**PAGE EXCERPT**
4 : excellent - no peeling

3 : peeling of less than 0.2% of area

2 : peeling of less than 1% but not less than 0.2% of area

1 : peeling of at least 1% of area

[0041] Figure 3 is an electron micrograph of a typical pretreated underlayer of the present invention after dissolving part of Zn preferentially to Ni by dipping a thin electroplated underlayer into the same electroplating bath as for the thin electroplating.

[0042] Figure 4 is a graph showing the results of a test for impact adhesion for a Zn-Ni alloy electroplated steel sheet which was first subjected to dissolution of the underlayer by dipping into an acidic solution containing of 30 g/ℓ of Zn²⁺ , 50 g/ ℓ of Ni²⁺ at a pH of 2.0 and a bath temperature of 50 °C for 10 seconds, after which Zn-Ni alloy (Ni: 12 wt%) top electroplating was applied in an amount of 30 g/m².

[0043] The test results were evaluated in the same manner as for Figure 1.

[0044] As is apparent from Figure 4, the adhesion depends on the phase structure of the pretreated underlayer. If the Zn which is deposited in the underlayer consists of a combined phase of η-phase with γ-phase, which contains a smaller amount of Ni than the single γ-phase, the adhesion upon impact is less than when the Zn deposited in the underlayer contains a single γ-phase or ( γ + α ) phase. This is because the width and density of the cracks are so large for a combination of η-phase and γ-phase that the purposes of the present invention cannot be achieved. The phase structure can be varied by changing the content of Ni in the underlayer.

[0045] Figure 5 shows the results of a test of the adhesion upon impact and the resistance to powdering for a Zn-Ni alloy electroplated steel plate which was prepared by first forming an initial thin plating in an amount of 1 g/m², dipping the resulting steel plate with a thin plating underlayer into an acidic solution containing various concentrations of Ni²⁺ and Zn²⁺ at a pH of 2.0 at 50°C for 10 seconds, and then forming a Zn-Ni alloy top-plating (Ni: 12 wt%) in an amount of 30 g/m² on the pretreated underlayer.

**LISTING**

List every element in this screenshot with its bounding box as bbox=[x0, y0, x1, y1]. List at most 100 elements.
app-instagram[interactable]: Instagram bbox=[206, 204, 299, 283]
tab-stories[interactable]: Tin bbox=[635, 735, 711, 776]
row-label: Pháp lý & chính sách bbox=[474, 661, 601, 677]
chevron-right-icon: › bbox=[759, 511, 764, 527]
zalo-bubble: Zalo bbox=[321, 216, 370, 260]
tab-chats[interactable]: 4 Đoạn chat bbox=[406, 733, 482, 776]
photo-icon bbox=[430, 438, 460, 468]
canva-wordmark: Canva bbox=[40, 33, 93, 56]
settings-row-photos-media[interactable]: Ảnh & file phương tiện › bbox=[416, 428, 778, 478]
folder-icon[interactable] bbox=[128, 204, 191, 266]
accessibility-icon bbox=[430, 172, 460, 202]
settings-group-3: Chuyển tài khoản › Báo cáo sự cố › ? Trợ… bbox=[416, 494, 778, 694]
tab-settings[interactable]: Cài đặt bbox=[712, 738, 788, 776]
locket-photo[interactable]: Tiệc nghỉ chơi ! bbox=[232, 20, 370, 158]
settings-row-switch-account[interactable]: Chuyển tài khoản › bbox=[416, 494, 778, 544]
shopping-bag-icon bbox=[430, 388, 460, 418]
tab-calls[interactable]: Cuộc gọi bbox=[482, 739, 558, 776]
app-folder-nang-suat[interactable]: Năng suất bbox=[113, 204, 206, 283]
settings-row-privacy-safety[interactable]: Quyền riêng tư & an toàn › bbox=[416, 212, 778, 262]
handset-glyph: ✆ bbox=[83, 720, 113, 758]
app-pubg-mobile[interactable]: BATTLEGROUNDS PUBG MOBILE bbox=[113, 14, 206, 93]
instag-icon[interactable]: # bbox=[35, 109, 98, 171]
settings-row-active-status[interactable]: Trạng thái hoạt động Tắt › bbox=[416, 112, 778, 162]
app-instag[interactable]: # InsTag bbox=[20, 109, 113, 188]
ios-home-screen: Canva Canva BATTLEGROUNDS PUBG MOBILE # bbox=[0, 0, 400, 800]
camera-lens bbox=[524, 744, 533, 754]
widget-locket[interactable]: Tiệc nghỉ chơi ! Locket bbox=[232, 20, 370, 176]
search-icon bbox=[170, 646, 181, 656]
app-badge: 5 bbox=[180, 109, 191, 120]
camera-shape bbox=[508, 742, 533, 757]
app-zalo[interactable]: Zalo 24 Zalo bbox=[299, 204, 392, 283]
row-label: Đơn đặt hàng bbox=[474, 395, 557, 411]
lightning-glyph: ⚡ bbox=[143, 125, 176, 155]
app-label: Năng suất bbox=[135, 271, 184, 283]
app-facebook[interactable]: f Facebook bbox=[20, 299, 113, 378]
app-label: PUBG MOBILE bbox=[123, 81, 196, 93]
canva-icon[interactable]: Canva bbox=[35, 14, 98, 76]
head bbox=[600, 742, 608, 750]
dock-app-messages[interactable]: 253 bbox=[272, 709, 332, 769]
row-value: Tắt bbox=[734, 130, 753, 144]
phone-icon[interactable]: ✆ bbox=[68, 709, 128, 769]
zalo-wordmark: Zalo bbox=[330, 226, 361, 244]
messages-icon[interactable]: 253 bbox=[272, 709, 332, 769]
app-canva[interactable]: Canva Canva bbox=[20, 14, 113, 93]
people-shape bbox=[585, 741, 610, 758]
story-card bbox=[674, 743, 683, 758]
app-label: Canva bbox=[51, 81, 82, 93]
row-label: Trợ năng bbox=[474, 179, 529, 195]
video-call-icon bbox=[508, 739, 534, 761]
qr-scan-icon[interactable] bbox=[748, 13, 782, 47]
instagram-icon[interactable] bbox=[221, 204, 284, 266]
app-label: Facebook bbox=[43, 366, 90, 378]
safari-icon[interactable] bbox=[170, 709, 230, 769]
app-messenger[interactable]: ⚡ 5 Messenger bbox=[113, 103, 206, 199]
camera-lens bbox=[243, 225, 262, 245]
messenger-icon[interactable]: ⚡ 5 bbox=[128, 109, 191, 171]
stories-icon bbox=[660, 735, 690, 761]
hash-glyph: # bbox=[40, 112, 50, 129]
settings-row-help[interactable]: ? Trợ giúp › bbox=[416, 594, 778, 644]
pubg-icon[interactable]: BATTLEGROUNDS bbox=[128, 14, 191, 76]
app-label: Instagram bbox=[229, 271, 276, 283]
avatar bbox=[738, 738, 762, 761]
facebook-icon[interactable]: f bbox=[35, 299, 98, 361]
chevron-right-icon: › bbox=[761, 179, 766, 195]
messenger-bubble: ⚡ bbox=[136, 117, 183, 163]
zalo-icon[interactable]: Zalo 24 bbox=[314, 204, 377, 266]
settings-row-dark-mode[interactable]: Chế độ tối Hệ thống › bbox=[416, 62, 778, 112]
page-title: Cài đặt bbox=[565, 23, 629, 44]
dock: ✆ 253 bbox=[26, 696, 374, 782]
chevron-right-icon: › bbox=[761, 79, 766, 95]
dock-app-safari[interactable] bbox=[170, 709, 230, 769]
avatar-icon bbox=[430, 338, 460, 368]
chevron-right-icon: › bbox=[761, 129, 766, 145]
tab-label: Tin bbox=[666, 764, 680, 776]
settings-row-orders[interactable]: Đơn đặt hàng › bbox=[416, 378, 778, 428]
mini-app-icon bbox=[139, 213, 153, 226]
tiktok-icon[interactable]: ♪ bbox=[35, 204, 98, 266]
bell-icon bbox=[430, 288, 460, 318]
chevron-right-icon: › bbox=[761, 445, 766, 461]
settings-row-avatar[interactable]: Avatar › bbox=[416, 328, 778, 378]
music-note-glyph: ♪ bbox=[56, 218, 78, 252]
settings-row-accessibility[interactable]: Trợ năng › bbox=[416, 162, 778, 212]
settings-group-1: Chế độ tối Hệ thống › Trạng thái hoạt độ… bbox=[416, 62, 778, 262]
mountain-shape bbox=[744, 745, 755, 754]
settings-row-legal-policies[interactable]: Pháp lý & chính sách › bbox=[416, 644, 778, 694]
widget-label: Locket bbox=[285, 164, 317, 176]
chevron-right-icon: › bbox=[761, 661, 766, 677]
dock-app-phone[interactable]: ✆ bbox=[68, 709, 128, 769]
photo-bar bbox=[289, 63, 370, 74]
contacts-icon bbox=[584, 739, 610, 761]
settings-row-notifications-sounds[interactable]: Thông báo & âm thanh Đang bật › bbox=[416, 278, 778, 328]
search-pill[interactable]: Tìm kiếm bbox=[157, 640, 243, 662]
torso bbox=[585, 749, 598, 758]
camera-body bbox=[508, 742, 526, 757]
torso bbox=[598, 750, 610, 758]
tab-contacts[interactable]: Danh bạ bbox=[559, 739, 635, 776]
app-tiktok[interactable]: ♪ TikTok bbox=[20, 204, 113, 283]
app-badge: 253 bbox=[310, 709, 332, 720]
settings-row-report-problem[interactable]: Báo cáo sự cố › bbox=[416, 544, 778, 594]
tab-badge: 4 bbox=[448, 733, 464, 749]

**EXERCISES TO COMPLETE**
1. List every figure that the electroplating excerpt refers to, in the order each first appears.
2. Transcribe the part of the electroplating excerpt between "[0042] Figure 4 is" and "of 30 g/m².", inclusive.
3. Write the next part of the electroplating excerpt, starting after its final sentence.
The entries above are separate from the electroplating excerpt.

**REPLIES**
1. Figure 3, Figure 4, Figure 1, Figure 5

2.
[0042] Figure 4 is a graph showing the results of a test for impact adhesion for a Zn-Ni alloy electroplated steel sheet which was first subjected to dissolution of the underlayer by dipping into an acidic solution containing of 30 g/ℓ of Zn²⁺ , 50 g/ ℓ of Ni²⁺ at a pH of 2.0 and a bath temperature of 50 °C for 10 seconds, after which Zn-Ni alloy (Ni: 12 wt%) top electroplating was applied in an amount of 30 g/m².

3.
[0046] As is apparent from Figure 5, the preferred ranges for the concentrations of Ni²⁺ and Zn²⁺ are these in which the amounts of Ni²⁺ and Zn²⁺ are not smaller than 20 g/ℓ and the ratio of Ni²⁺/Zn²⁺ is 1.0 ∼ 4.0.

[0047] The impact adhesion was determined in the same manner as for Figures 1 and 2. The resistance to powdering was determined as follows.

[0048] A disc blank of the electroplated steel plate (90 mm in diameter) was placed in a cup drawing test machine having a punch 50 mm in diameter. Cup drawing was carried out at a drawing ratio of 1.8 to a drawing depth of 30 mm using a blank holder pressurized at 1 ton. After drawing, adhesive tape was placed on the outer surface of the drawn cup and then peeled off the cup to determine the amount of pieces of plating peeled off.

[0049] The peeling resistance was evaluated as follows:

4 : less than 3 mg of peeled plating per blank piece

3 : not less than 3 mg but less than 10 mg of peeled plating per blank piece

2 : not less than 10 mg but less than 20 mg of peeled plating per blank piece

1 : not less than 20 mg of peeled plating per blank piece.

[0050] The overall evaluation given in Figure 5 of the impact adhesion and the resistance to powdering was made on the basis of following determinations:
ⓞ: ( 4, 4)
○: (4,3), (4,2), or (3,3)
Δ: (2,2), or (2,3)
×: (1,1), (1,2), (1,3), or (1,4)

[0051] The first rating number in the brackets above is for impact adhesion and the second rating number is for anti-­powdering.

[0052] In addition to the above-mentioned factors, the temperature of the dipping acidic solution has also an influence on the formation of the pretreated underlayer. When the temperature is lower than 40 °C the amount of the underlayer which is dissolved during dipping is so small that the desired underlayer cannot be obtained in an efficient manner, resulting in degradation in adhesion of the electroplated film. However, when the temperature is higher than 70°C, the operating efficiency is decreased. Thus, in a preferred embodiment the temperature of the dipping solution bath is 40∼70°C.

[0053] Figure 6 is a graph showing the relationship between dipping acidic solution conditions and the adhesion of the electroplated layer including the adhesion upon impact and resistance to powdering for a Zn-Ni alloy electroplated steel sheet which was prepared by forming an initial thin plating in an amount of 1 g/m², dipping the plate into an acidic solution having a pH of 2.0 for 10 seconds (20 seconds for the case marked by the symbol □) at various bath temperatures, and then forming a Zn-Ni alloy (Ni :12 wt%) electroplating top-­layer on the pretreated underlayer. The overall evaluation of adhesion was carried out in the same manner as for Figure 5.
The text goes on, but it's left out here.